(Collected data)
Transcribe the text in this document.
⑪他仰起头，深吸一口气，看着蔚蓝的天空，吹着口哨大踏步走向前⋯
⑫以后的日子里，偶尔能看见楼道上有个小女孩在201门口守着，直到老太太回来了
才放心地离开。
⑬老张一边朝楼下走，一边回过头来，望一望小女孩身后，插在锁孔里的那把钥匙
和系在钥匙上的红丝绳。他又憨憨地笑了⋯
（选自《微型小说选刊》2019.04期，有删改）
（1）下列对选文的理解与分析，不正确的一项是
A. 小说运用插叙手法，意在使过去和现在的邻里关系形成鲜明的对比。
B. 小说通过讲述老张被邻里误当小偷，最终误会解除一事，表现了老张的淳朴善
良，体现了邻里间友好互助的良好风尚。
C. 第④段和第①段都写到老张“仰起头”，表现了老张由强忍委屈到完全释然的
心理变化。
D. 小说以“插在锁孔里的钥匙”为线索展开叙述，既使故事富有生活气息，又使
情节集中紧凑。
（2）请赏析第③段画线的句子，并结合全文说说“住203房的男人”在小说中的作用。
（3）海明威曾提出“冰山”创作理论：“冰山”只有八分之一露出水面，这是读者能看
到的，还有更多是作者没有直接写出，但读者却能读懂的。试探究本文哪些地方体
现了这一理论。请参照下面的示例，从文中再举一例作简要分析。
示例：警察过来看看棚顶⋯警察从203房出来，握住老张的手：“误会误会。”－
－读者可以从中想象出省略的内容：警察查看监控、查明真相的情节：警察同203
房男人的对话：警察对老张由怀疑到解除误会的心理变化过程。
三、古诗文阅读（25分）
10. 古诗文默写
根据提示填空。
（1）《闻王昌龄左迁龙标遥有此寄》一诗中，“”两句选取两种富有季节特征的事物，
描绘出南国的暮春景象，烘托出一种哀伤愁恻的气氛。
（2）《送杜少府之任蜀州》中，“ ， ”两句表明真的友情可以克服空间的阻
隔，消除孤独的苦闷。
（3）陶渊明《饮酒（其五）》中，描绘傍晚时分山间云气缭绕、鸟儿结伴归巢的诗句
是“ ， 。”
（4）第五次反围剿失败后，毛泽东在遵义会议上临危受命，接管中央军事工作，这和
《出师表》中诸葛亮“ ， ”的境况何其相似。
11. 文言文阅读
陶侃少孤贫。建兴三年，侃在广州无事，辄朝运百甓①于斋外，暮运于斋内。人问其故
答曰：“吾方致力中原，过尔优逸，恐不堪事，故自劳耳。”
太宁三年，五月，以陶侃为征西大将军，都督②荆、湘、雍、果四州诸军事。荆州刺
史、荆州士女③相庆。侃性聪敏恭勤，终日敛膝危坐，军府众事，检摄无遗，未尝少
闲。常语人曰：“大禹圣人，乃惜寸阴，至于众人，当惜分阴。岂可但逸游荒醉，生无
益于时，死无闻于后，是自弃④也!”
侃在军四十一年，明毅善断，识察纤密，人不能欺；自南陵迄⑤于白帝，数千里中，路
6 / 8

§ **Task statement**:
Using the data above, print every record exactly as shown.

§ **Answer for this exercise**:
Transcribe the text in this document.
⑪他仰起头，深吸一口气，看着蔚蓝的天空，吹着口哨大踏步走向前⋯
⑫以后的日子里，偶尔能看见楼道上有个小女孩在201门口守着，直到老太太回来了
才放心地离开。
⑬老张一边朝楼下走，一边回过头来，望一望小女孩身后，插在锁孔里的那把钥匙
和系在钥匙上的红丝绳。他又憨憨地笑了⋯
（选自《微型小说选刊》2019.04期，有删改）
（1）下列对选文的理解与分析，不正确的一项是
A. 小说运用插叙手法，意在使过去和现在的邻里关系形成鲜明的对比。
B. 小说通过讲述老张被邻里误当小偷，最终误会解除一事，表现了老张的淳朴善
良，体现了邻里间友好互助的良好风尚。
C. 第④段和第①段都写到老张“仰起头”，表现了老张由强忍委屈到完全释然的
心理变化。
D. 小说以“插在锁孔里的钥匙”为线索展开叙述，既使故事富有生活气息，又使
情节集中紧凑。
（2）请赏析第③段画线的句子，并结合全文说说“住203房的男人”在小说中的作用。
（3）海明威曾提出“冰山”创作理论：“冰山”只有八分之一露出水面，这是读者能看
到的，还有更多是作者没有直接写出，但读者却能读懂的。试探究本文哪些地方体
现了这一理论。请参照下面的示例，从文中再举一例作简要分析。
示例：警察过来看看棚顶⋯警察从203房出来，握住老张的手：“误会误会。”－
－读者可以从中想象出省略的内容：警察查看监控、查明真相的情节：警察同203
房男人的对话：警察对老张由怀疑到解除误会的心理变化过程。
三、古诗文阅读（25分）
10. 古诗文默写
根据提示填空。
（1）《闻王昌龄左迁龙标遥有此寄》一诗中，“”两句选取两种富有季节特征的事物，
描绘出南国的暮春景象，烘托出一种哀伤愁恻的气氛。
（2）《送杜少府之任蜀州》中，“ ， ”两句表明真的友情可以克服空间的阻
隔，消除孤独的苦闷。
（3）陶渊明《饮酒（其五）》中，描绘傍晚时分山间云气缭绕、鸟儿结伴归巢的诗句
是“ ， 。”
（4）第五次反围剿失败后，毛泽东在遵义会议上临危受命，接管中央军事工作，这和
《出师表》中诸葛亮“ ， ”的境况何其相似。
11. 文言文阅读
陶侃少孤贫。建兴三年，侃在广州无事，辄朝运百甓①于斋外，暮运于斋内。人问其故
答曰：“吾方致力中原，过尔优逸，恐不堪事，故自劳耳。”
太宁三年，五月，以陶侃为征西大将军，都督②荆、湘、雍、果四州诸军事。荆州刺
史、荆州士女③相庆。侃性聪敏恭勤，终日敛膝危坐，军府众事，检摄无遗，未尝少
闲。常语人曰：“大禹圣人，乃惜寸阴，至于众人，当惜分阴。岂可但逸游荒醉，生无
益于时，死无闻于后，是自弃④也!”
侃在军四十一年，明毅善断，识察纤密，人不能欺；自南陵迄⑤于白帝，数千里中，路
6 / 8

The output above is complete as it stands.